**Exercise directions:** Only the lines holding the string "text" are needed. Copy each one.

**Material for this task:**
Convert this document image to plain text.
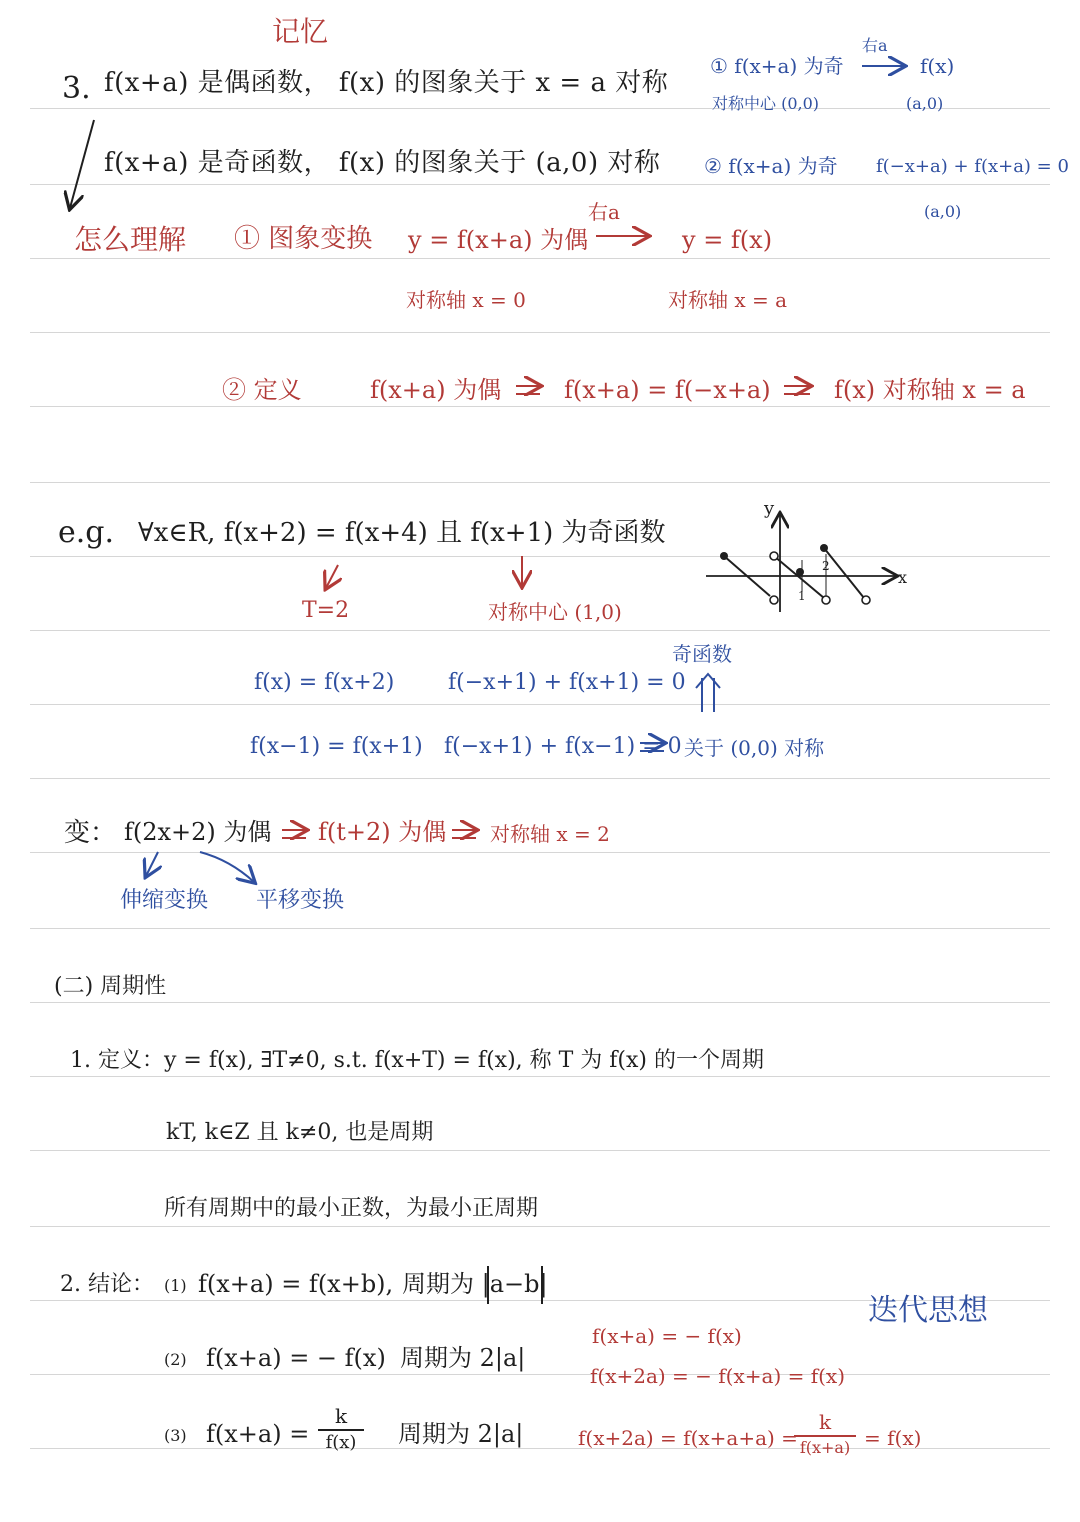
记忆
3. f(x+a) 是偶函数， f(x) 的图象关于 x = a 对称
f(x+a) 是奇函数， f(x) 的图象关于 (a,0) 对称
① f(x+a) 为奇
右a
f(x)
对称中心 (0,0)	(a,0)
② f(x+a) 为奇 f(−x+a) + f(x+a) = 0
(a,0)
怎么理解 ① 图象变换 y = f(x+a) 为偶
右a
y = f(x)
对称轴 x = 0	对称轴 x = a
② 定义	f(x+a) 为偶	f(x+a) = f(−x+a)	f(x) 对称轴 x = a
e.g. ∀x∈R, f(x+2) = f(x+4) 且 f(x+1) 为奇函数
T=2	对称中心 (1,0)
奇函数
f(x) = f(x+2) f(−x+1) + f(x+1) = 0
f(x−1) = f(x+1) f(−x+1) + f(x−1) = 0 关于 (0,0) 对称
y
x
1
2
变： f(2x+2) 为偶 f(t+2) 为偶 对称轴 x = 2
伸缩变换 平移变换
(二) 周期性
1. 定义： y = f(x), ∃T≠0, s.t. f(x+T) = f(x), 称 T 为 f(x) 的一个周期
kT, k∈Z 且 k≠0, 也是周期
所有周期中的最小正数，为最小正周期
2. 结论： (1) f(x+a) = f(x+b), 周期为 |a−b|
(2) f(x+a) = − f(x) 周期为 2|a|
(3) f(x+a) =
k
f(x) 周期为 2|a|
迭代思想
f(x+a) = − f(x)
f(x+2a) = − f(x+a) = f(x)
f(x+2a) = f(x+a+a) =
k
f(x+a) = f(x)
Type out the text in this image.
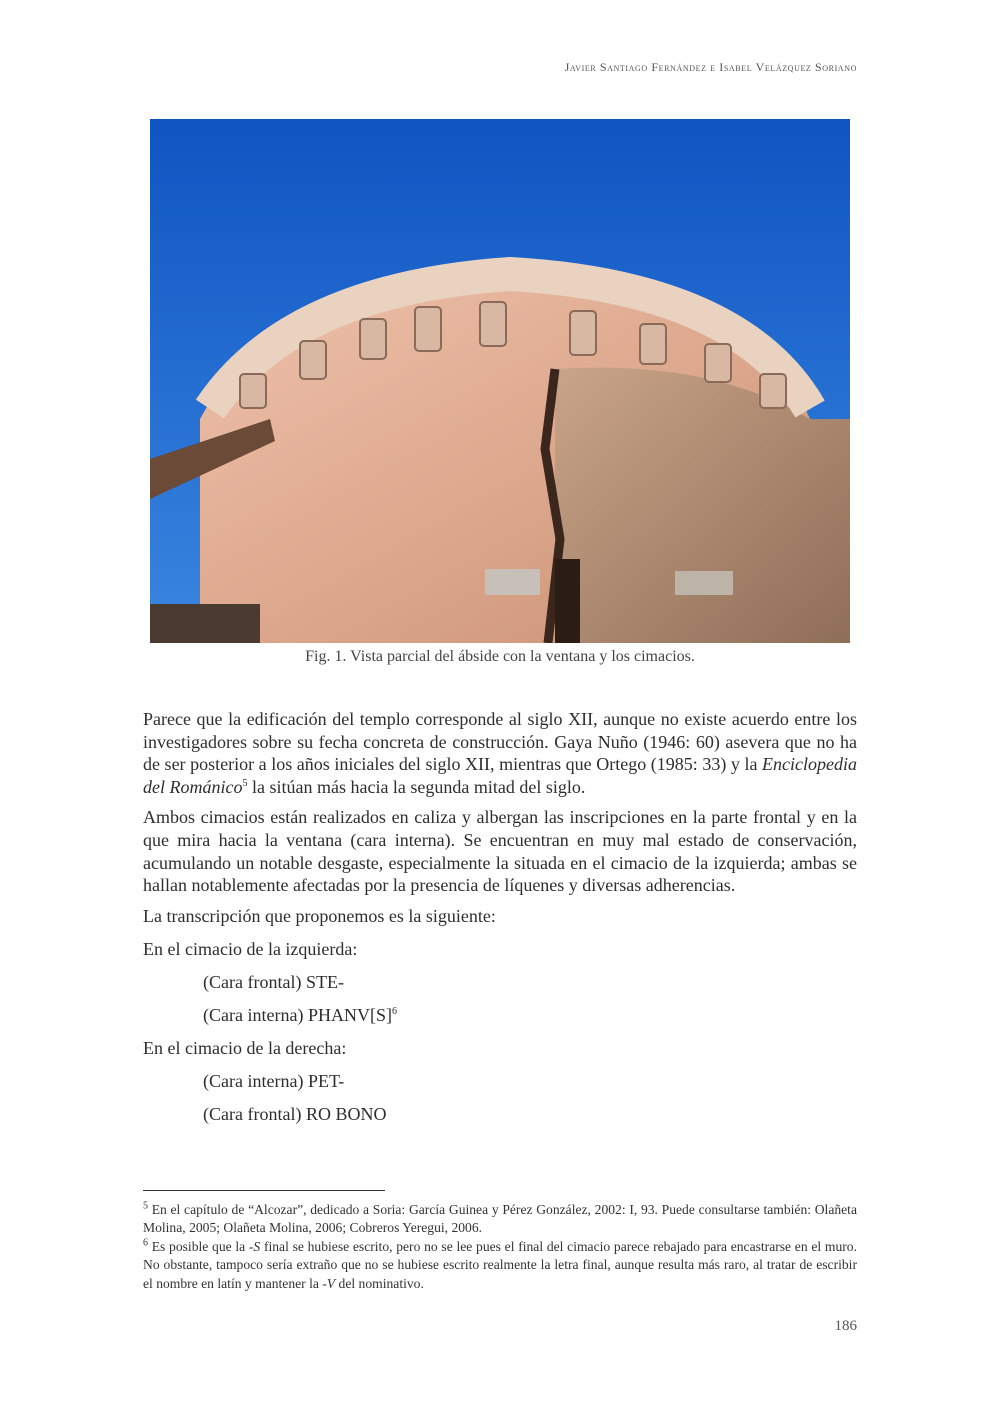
Javier Santiago Fernández e Isabel Velázquez Soriano
Fig. 1. Vista parcial del ábside con la ventana y los cimacios.

Parece que la edificación del templo corresponde al siglo XII, aunque no existe acuerdo entre los investigadores sobre su fecha concreta de construcción. Gaya Nuño (1946: 60) asevera que no ha de ser posterior a los años iniciales del siglo XII, mientras que Ortego (1985: 33) y la Enciclopedia del Románico$^5$ la sitúan más hacia la segunda mitad del siglo.

Ambos cimacios están realizados en caliza y albergan las inscripciones en la parte frontal y en la que mira hacia la ventana (cara interna). Se encuentran en muy mal estado de conservación, acumulando un notable desgaste, especialmente la situada en el cimacio de la izquierda; ambas se hallan notablemente afectadas por la presencia de líquenes y diversas adherencias.

La transcripción que proponemos es la siguiente:

En el cimacio de la izquierda:

(Cara frontal) STE-

(Cara interna) $PHANV[S]^6$

En el cimacio de la derecha:

(Cara interna) PET-

(Cara frontal) RO BONO

$^5$ En el capítulo de “Alcozar”, dedicado a Soria: García Guinea y Pérez González, 2002: I, 93. Puede consultarse también: Olañeta Molina, 2005; Olañeta Molina, 2006; Cobreros Yeregui, 2006.

$^6$ Es posible que la -S final se hubiese escrito, pero no se lee pues el final del cimacio parece rebajado para encastrarse en el muro. No obstante, tampoco sería extraño que no se hubiese escrito realmente la letra final, aunque resulta más raro, al tratar de escribir el nombre en latín y mantener la -V del nominativo.

186
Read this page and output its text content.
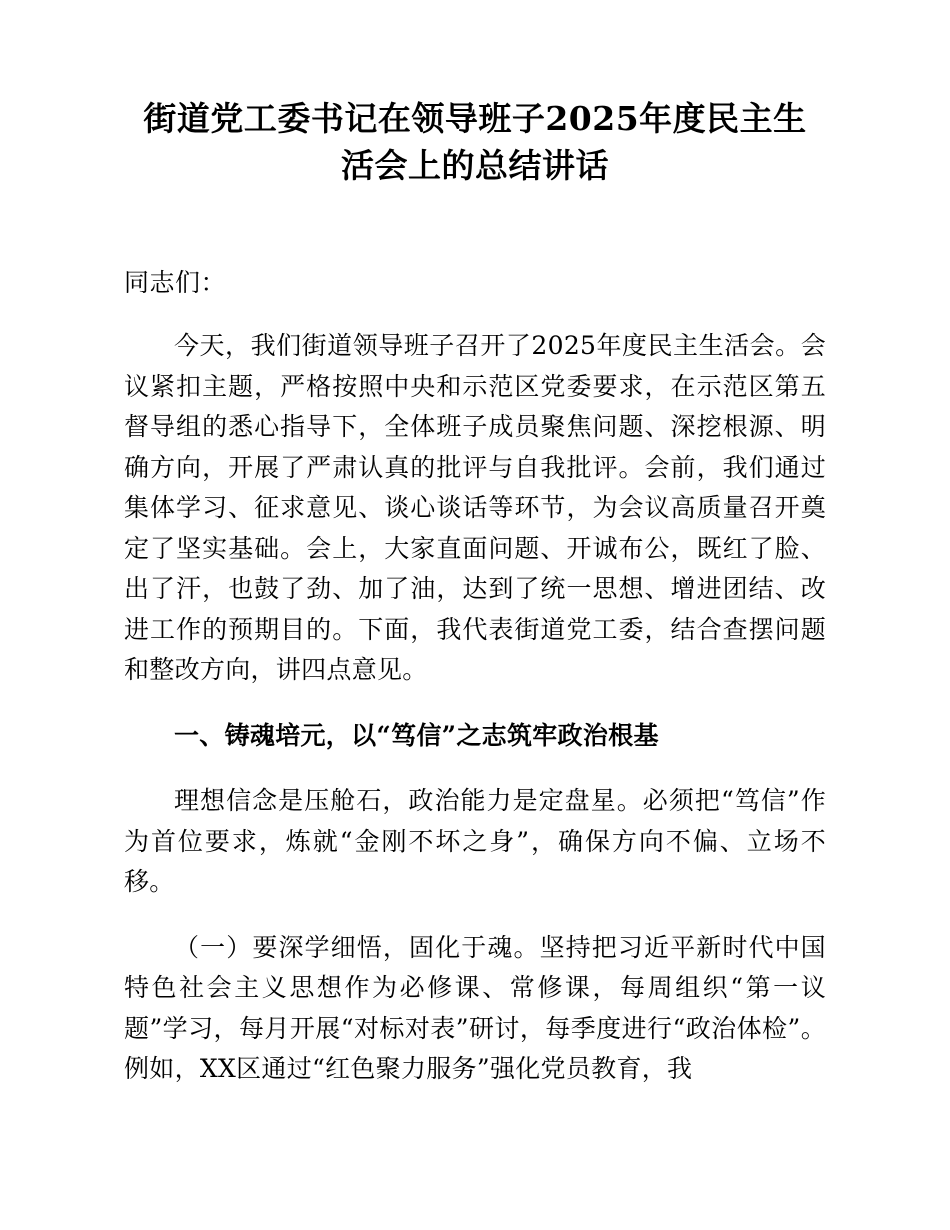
街道党工委书记在领导班子2025年度民主生活会上的总结讲话

同志们：

今天，我们街道领导班子召开了2025年度民主生活会。会议紧扣主题，严格按照中央和示范区党委要求，在示范区第五督导组的悉心指导下，全体班子成员聚焦问题、深挖根源、明确方向，开展了严肃认真的批评与自我批评。会前，我们通过集体学习、征求意见、谈心谈话等环节，为会议高质量召开奠定了坚实基础。会上，大家直面问题、开诚布公，既红了脸、出了汗，也鼓了劲、加了油，达到了统一思想、增进团结、改进工作的预期目的。下面，我代表街道党工委，结合查摆问题和整改方向，讲四点意见。

一、铸魂培元，以“笃信”之志筑牢政治根基

理想信念是压舱石，政治能力是定盘星。必须把“笃信”作为首位要求，炼就“金刚不坏之身”，确保方向不偏、立场不移。

（一）要深学细悟，固化于魂。坚持把习近平新时代中国特色社会主义思想作为必修课、常修课，每周组织“第一议题”学习，每月开展“对标对表”研讨，每季度进行“政治体检”。例如，XX区通过“红色聚力服务”强化党员教育，我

**Full output:**
Convert this document image to plain text.
Type out the text in this image.
Read this page and output its text content.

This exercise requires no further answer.